> [TASK A]:
Answer these questions about the poll release, using one line for each answer and marking the answers (i), (ii) and (iii):
(i) Which annual edition of the Conservation in the West Poll is this?
(ii) What percentage of voters label themselves as "conservationists"?
(iii) In 2016, what percentage of voters said conservation issues were a "primary factor" in their decision?
> [TASK B]: Recast the lines of the records as a numbered list, starting with the first line of the records and going on through the line with "team-wins: 0 <box>813 266 827 296</box>". Leave out any blank lines, and include only these lines.

Here’s the release from the State of the Rockies (Corina McKendry):
10th annual Conversation in the West Poll shows significant spike in concern about impacts of climate change and energy development on public lands and outdoor lifestyles
The tenth annual Colorado College State of the Rockies Project Conservation in the West Poll released today shows voters in the Mountain West are calling for an aggressive agenda to protect more public lands in the face of threats from climate change impacts and energy development.
The poll, which surveyed the views of voters in eight Mountain West states (Arizona, Colorado, Idaho, Montana, Nevada, New Mexico, Utah, and Wyoming), found that public lands and the outdoor way of life continue to be of deep importance to Western voters. 69 percent label themselves as “conservationists,” and that perspective informs their votes. 80 percent of voters consider an elected official’s stance on issues involving water, air, wildlife, and public lands “important” when deciding whether to support them. Nearly half of all voters—44 percent —say those issues are a “primary factor” in their decision, a marked increase from 31 percent in 2016. Conservation issues were also deemed important by many of the most critical “swing” voter sub-groups in the West, including Latinos, millennials, sportsmen, moderates, and suburban women.

> [RAW DATA]:
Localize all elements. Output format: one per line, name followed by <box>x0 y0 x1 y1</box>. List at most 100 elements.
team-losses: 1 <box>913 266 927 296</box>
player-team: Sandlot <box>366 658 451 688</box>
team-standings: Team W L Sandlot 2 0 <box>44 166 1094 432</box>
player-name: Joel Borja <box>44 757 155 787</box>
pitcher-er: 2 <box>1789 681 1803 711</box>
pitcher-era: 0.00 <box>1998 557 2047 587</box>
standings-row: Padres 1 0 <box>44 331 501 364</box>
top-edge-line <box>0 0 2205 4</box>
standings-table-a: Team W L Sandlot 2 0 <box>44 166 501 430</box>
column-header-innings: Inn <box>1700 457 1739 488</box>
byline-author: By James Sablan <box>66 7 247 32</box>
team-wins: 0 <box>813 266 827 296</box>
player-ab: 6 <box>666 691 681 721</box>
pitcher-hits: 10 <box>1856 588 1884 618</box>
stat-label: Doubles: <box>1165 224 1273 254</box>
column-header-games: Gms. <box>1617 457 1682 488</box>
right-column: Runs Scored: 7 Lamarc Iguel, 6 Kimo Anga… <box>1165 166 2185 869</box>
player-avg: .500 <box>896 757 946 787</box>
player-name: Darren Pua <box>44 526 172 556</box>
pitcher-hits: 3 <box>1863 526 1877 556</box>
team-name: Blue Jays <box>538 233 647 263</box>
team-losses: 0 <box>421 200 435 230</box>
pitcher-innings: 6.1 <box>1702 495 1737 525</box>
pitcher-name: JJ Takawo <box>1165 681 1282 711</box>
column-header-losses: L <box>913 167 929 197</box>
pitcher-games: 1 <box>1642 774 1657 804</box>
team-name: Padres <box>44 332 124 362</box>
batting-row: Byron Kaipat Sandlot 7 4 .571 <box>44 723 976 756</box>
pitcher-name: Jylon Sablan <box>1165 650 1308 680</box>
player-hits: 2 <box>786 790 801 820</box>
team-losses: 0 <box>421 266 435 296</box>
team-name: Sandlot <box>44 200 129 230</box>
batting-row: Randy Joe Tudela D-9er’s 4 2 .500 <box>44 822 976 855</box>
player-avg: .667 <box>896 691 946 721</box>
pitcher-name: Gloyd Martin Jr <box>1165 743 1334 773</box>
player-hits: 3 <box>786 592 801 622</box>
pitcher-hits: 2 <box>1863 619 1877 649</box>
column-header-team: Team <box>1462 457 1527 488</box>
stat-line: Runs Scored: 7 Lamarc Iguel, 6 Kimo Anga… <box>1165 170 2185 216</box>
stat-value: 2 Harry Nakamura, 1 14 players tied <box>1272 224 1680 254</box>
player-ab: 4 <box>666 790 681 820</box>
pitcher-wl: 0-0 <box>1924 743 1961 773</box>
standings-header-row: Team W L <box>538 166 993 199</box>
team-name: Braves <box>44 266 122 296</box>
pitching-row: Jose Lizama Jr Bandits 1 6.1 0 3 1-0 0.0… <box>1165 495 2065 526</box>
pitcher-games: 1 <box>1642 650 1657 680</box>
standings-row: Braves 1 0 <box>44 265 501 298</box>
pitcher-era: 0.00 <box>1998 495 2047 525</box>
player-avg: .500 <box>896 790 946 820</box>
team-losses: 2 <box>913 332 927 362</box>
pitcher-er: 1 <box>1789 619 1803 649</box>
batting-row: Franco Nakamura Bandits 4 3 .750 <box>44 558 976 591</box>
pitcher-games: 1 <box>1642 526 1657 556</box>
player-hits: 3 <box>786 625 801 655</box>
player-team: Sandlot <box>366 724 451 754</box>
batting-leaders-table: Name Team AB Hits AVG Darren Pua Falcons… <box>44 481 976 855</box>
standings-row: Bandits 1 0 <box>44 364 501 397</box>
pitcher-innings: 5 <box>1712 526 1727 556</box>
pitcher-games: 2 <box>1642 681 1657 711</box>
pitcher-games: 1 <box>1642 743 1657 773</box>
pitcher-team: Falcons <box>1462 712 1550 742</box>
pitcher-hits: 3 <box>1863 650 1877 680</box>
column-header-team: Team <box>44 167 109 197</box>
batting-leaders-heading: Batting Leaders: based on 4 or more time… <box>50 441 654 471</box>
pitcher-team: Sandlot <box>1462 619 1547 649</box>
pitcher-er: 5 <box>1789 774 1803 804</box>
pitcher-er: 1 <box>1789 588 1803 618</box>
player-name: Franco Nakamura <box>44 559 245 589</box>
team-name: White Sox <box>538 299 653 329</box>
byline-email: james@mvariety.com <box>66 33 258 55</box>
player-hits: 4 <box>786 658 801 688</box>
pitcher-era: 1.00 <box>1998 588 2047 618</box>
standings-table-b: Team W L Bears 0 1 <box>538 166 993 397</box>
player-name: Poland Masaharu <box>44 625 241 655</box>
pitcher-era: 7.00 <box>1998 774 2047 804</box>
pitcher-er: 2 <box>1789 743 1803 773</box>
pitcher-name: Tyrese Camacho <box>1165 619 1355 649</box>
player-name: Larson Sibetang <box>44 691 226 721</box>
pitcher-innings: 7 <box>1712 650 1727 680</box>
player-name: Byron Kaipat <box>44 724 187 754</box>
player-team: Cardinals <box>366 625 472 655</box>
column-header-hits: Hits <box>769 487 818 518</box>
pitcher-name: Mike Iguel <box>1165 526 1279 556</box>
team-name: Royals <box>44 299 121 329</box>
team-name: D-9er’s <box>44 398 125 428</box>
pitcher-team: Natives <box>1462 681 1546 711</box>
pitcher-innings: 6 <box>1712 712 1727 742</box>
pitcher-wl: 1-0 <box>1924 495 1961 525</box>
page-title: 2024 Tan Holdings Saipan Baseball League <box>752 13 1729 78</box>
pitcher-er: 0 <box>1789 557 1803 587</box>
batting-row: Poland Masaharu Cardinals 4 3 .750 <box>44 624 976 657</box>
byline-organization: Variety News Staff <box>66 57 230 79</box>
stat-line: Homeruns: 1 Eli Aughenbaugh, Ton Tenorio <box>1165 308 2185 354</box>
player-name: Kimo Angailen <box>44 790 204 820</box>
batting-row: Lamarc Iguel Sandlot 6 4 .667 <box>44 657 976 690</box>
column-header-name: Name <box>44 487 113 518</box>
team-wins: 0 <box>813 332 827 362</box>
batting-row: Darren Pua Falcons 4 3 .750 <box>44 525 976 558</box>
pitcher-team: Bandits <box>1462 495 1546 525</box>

> [EXERCISE RESULT A]:
(i) The tenth
(ii) 69 percent
(iii) 31 percent

> [EXERCISE RESULT B]:
1. Localize all elements. Output format: one per line, name followed by <box>x0 y0 x1 y1</box>. List at most 100 elements.
2. team-losses: 1 <box>913 266 927 296</box>
3. player-team: Sandlot <box>366 658 451 688</box>
4. team-standings: Team W L Sandlot 2 0 <box>44 166 1094 432</box>
5. player-name: Joel Borja <box>44 757 155 787</box>
6. pitcher-er: 2 <box>1789 681 1803 711</box>
7. pitcher-era: 0.00 <box>1998 557 2047 587</box>
8. standings-row: Padres 1 0 <box>44 331 501 364</box>
9. top-edge-line <box>0 0 2205 4</box>
10. standings-table-a: Team W L Sandlot 2 0 <box>44 166 501 430</box>
11. column-header-innings: Inn <box>1700 457 1739 488</box>
12. byline-author: By James Sablan <box>66 7 247 32</box>
13. team-wins: 0 <box>813 266 827 296</box>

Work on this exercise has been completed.